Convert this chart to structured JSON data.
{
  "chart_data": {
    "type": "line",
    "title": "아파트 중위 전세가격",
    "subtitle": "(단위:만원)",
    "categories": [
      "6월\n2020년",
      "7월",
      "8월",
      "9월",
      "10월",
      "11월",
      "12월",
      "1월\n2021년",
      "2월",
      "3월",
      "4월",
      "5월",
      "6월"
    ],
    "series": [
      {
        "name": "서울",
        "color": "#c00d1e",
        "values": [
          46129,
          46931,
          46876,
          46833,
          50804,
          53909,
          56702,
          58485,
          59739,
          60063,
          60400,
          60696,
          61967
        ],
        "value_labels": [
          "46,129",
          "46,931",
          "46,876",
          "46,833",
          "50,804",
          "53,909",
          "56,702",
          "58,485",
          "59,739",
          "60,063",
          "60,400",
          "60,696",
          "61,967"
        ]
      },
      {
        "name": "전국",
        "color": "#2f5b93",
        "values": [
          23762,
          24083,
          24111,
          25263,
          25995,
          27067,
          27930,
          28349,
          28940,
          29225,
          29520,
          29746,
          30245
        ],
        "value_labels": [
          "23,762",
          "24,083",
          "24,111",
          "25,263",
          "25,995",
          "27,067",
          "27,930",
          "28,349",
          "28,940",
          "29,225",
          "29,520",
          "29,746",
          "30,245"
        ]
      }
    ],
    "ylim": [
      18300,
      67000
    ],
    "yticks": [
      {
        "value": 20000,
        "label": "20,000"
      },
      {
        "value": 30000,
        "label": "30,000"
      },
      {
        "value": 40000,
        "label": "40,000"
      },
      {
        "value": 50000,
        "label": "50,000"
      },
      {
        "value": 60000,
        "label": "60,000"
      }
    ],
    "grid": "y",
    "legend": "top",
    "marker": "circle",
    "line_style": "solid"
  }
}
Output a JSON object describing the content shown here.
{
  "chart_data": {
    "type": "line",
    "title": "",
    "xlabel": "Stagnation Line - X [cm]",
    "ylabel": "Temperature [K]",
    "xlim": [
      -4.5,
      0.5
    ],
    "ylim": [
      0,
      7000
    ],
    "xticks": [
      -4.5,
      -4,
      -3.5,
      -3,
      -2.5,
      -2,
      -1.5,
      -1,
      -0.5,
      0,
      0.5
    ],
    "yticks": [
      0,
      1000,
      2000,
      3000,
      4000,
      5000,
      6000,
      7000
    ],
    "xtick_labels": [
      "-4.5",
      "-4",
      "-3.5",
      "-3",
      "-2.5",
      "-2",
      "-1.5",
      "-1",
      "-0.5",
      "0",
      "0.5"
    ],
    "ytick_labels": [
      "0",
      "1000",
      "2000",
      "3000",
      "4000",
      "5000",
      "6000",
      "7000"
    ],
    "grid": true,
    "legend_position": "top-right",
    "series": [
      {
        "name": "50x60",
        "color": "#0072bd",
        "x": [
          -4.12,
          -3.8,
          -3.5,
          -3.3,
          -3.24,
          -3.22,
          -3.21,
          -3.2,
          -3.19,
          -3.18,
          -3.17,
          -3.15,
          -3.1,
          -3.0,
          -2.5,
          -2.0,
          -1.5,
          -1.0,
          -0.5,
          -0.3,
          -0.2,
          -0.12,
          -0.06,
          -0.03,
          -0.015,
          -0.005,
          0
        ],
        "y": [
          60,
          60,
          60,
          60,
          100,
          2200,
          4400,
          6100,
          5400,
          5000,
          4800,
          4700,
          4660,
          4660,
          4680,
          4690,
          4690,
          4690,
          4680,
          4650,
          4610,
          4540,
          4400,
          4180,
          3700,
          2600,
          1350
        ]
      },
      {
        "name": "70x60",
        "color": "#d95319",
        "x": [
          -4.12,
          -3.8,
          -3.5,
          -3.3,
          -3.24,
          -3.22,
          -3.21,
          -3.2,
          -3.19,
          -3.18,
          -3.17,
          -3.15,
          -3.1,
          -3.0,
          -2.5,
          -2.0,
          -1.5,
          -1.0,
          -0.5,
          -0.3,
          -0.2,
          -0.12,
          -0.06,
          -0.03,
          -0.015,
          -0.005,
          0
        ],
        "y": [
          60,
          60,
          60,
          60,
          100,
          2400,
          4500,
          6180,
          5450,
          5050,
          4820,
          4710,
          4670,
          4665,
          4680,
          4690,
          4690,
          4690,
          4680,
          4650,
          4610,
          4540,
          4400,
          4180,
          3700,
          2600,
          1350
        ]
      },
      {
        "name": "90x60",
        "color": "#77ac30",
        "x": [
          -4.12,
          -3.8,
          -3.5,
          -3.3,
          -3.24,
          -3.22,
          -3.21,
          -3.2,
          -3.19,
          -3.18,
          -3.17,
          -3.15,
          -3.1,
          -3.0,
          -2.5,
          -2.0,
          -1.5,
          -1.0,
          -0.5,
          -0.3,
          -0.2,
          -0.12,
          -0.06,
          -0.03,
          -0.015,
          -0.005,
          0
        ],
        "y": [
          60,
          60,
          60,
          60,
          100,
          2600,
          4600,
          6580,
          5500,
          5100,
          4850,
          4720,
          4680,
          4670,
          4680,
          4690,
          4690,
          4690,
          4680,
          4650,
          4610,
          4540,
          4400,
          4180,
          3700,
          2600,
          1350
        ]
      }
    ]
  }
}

══════════════════════════════

● The exercise: Output the data above exactly, please, line for line.

● Completed task:
Convert this chart to structured JSON data.
{
  "chart_data": {
    "type": "line",
    "title": "아파트 중위 전세가격",
    "subtitle": "(단위:만원)",
    "categories": [
      "6월\n2020년",
      "7월",
      "8월",
      "9월",
      "10월",
      "11월",
      "12월",
      "1월\n2021년",
      "2월",
      "3월",
      "4월",
      "5월",
      "6월"
    ],
    "series": [
      {
        "name": "서울",
        "color": "#c00d1e",
        "values": [
          46129,
          46931,
          46876,
          46833,
          50804,
          53909,
          56702,
          58485,
          59739,
          60063,
          60400,
          60696,
          61967
        ],
        "value_labels": [
          "46,129",
          "46,931",
          "46,876",
          "46,833",
          "50,804",
          "53,909",
          "56,702",
          "58,485",
          "59,739",
          "60,063",
          "60,400",
          "60,696",
          "61,967"
        ]
      },
      {
        "name": "전국",
        "color": "#2f5b93",
        "values": [
          23762,
          24083,
          24111,
          25263,
          25995,
          27067,
          27930,
          28349,
          28940,
          29225,
          29520,
          29746,
          30245
        ],
        "value_labels": [
          "23,762",
          "24,083",
          "24,111",
          "25,263",
          "25,995",
          "27,067",
          "27,930",
          "28,349",
          "28,940",
          "29,225",
          "29,520",
          "29,746",
          "30,245"
        ]
      }
    ],
    "ylim": [
      18300,
      67000
    ],
    "yticks": [
      {
        "value": 20000,
        "label": "20,000"
      },
      {
        "value": 30000,
        "label": "30,000"
      },
      {
        "value": 40000,
        "label": "40,000"
      },
      {
        "value": 50000,
        "label": "50,000"
      },
      {
        "value": 60000,
        "label": "60,000"
      }
    ],
    "grid": "y",
    "legend": "top",
    "marker": "circle",
    "line_style": "solid"
  }
}
Output a JSON object describing the content shown here.
{
  "chart_data": {
    "type": "line",
    "title": "",
    "xlabel": "Stagnation Line - X [cm]",
    "ylabel": "Temperature [K]",
    "xlim": [
      -4.5,
      0.5
    ],
    "ylim": [
      0,
      7000
    ],
    "xticks": [
      -4.5,
      -4,
      -3.5,
      -3,
      -2.5,
      -2,
      -1.5,
      -1,
      -0.5,
      0,
      0.5
    ],
    "yticks": [
      0,
      1000,
      2000,
      3000,
      4000,
      5000,
      6000,
      7000
    ],
    "xtick_labels": [
      "-4.5",
      "-4",
      "-3.5",
      "-3",
      "-2.5",
      "-2",
      "-1.5",
      "-1",
      "-0.5",
      "0",
      "0.5"
    ],
    "ytick_labels": [
      "0",
      "1000",
      "2000",
      "3000",
      "4000",
      "5000",
      "6000",
      "7000"
    ],
    "grid": true,
    "legend_position": "top-right",
    "series": [
      {
        "name": "50x60",
        "color": "#0072bd",
        "x": [
          -4.12,
          -3.8,
          -3.5,
          -3.3,
          -3.24,
          -3.22,
          -3.21,
          -3.2,
          -3.19,
          -3.18,
          -3.17,
          -3.15,
          -3.1,
          -3.0,
          -2.5,
          -2.0,
          -1.5,
          -1.0,
          -0.5,
          -0.3,
          -0.2,
          -0.12,
          -0.06,
          -0.03,
          -0.015,
          -0.005,
          0
        ],
        "y": [
          60,
          60,
          60,
          60,
          100,
          2200,
          4400,
          6100,
          5400,
          5000,
          4800,
          4700,
          4660,
          4660,
          4680,
          4690,
          4690,
          4690,
          4680,
          4650,
          4610,
          4540,
          4400,
          4180,
          3700,
          2600,
          1350
        ]
      },
      {
        "name": "70x60",
        "color": "#d95319",
        "x": [
          -4.12,
          -3.8,
          -3.5,
          -3.3,
          -3.24,
          -3.22,
          -3.21,
          -3.2,
          -3.19,
          -3.18,
          -3.17,
          -3.15,
          -3.1,
          -3.0,
          -2.5,
          -2.0,
          -1.5,
          -1.0,
          -0.5,
          -0.3,
          -0.2,
          -0.12,
          -0.06,
          -0.03,
          -0.015,
          -0.005,
          0
        ],
        "y": [
          60,
          60,
          60,
          60,
          100,
          2400,
          4500,
          6180,
          5450,
          5050,
          4820,
          4710,
          4670,
          4665,
          4680,
          4690,
          4690,
          4690,
          4680,
          4650,
          4610,
          4540,
          4400,
          4180,
          3700,
          2600,
          1350
        ]
      },
      {
        "name": "90x60",
        "color": "#77ac30",
        "x": [
          -4.12,
          -3.8,
          -3.5,
          -3.3,
          -3.24,
          -3.22,
          -3.21,
          -3.2,
          -3.19,
          -3.18,
          -3.17,
          -3.15,
          -3.1,
          -3.0,
          -2.5,
          -2.0,
          -1.5,
          -1.0,
          -0.5,
          -0.3,
          -0.2,
          -0.12,
          -0.06,
          -0.03,
          -0.015,
          -0.005,
          0
        ],
        "y": [
          60,
          60,
          60,
          60,
          100,
          2600,
          4600,
          6580,
          5500,
          5100,
          4850,
          4720,
          4680,
          4670,
          4680,
          4690,
          4690,
          4690,
          4680,
          4650,
          4610,
          4540,
          4400,
          4180,
          3700,
          2600,
          1350
        ]
      }
    ]
  }
}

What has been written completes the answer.